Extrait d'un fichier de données
+ + +

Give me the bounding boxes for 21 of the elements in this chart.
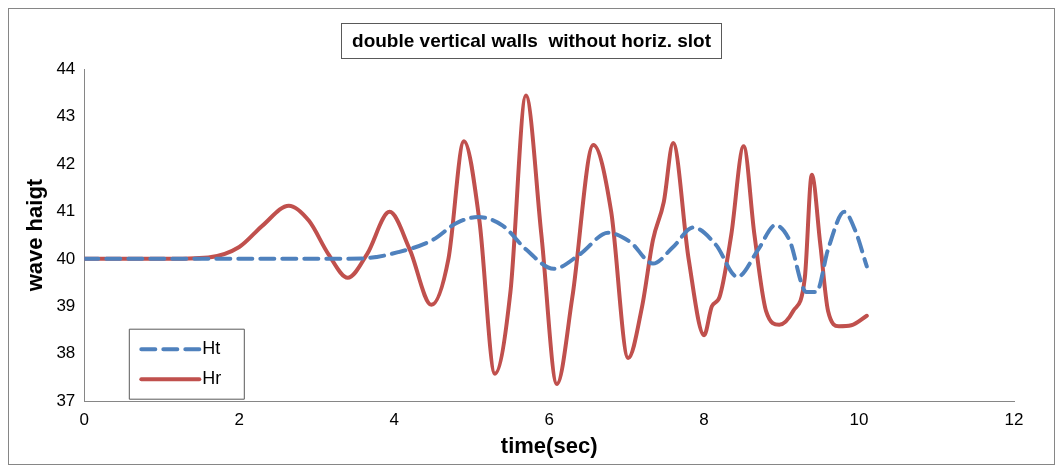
chart-title: double vertical walls without horiz. slot bbox=[341, 23, 722, 59]
y-tick-label: 40 bbox=[56, 248, 76, 268]
y-tick-label: 41 bbox=[56, 201, 76, 221]
legend-label: Hr bbox=[202, 368, 222, 389]
x-tick-label: 12 bbox=[1004, 410, 1024, 430]
x-tick-label: 2 bbox=[234, 410, 244, 430]
y-tick-label: 37 bbox=[56, 390, 76, 410]
x-tick-label: 8 bbox=[699, 410, 709, 430]
y-tick-label: 43 bbox=[56, 106, 76, 126]
line-series bbox=[84, 209, 869, 295]
y-tick-label: 38 bbox=[56, 343, 76, 363]
y-tick-label: 44 bbox=[56, 58, 76, 78]
y-tick-label: 42 bbox=[56, 153, 76, 173]
x-tick-label: 6 bbox=[544, 410, 554, 430]
x-axis-title: time(sec) bbox=[500, 432, 598, 458]
x-tick-label: 10 bbox=[849, 410, 869, 430]
x-tick-label: 4 bbox=[389, 410, 399, 430]
y-tick-label: 39 bbox=[56, 295, 76, 315]
y-axis-title: wave haigt bbox=[22, 178, 48, 293]
legend-label: Ht bbox=[202, 338, 221, 359]
x-tick-label: 0 bbox=[79, 410, 90, 430]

+ + +

◆ Exigences du problème
Recopiez à l'identique les lignes situées entre celle qui contient « chart-title: double vertical » et celle qui contient « x-axis-title: time(sec) bbox=[500, 432, 598, 458] », ces deux lignes comprises.

◆ Résultat de la tâche
chart-title: double vertical walls without horiz. slot bbox=[341, 23, 722, 59]
y-tick-label: 40 bbox=[56, 248, 76, 268]
y-tick-label: 41 bbox=[56, 201, 76, 221]
legend-label: Hr bbox=[202, 368, 222, 389]
x-tick-label: 12 bbox=[1004, 410, 1024, 430]
x-tick-label: 2 bbox=[234, 410, 244, 430]
y-tick-label: 37 bbox=[56, 390, 76, 410]
x-tick-label: 8 bbox=[699, 410, 709, 430]
y-tick-label: 43 bbox=[56, 106, 76, 126]
line-series bbox=[84, 209, 869, 295]
y-tick-label: 38 bbox=[56, 343, 76, 363]
y-tick-label: 44 bbox=[56, 58, 76, 78]
y-tick-label: 42 bbox=[56, 153, 76, 173]
x-tick-label: 6 bbox=[544, 410, 554, 430]
x-axis-title: time(sec) bbox=[500, 432, 598, 458]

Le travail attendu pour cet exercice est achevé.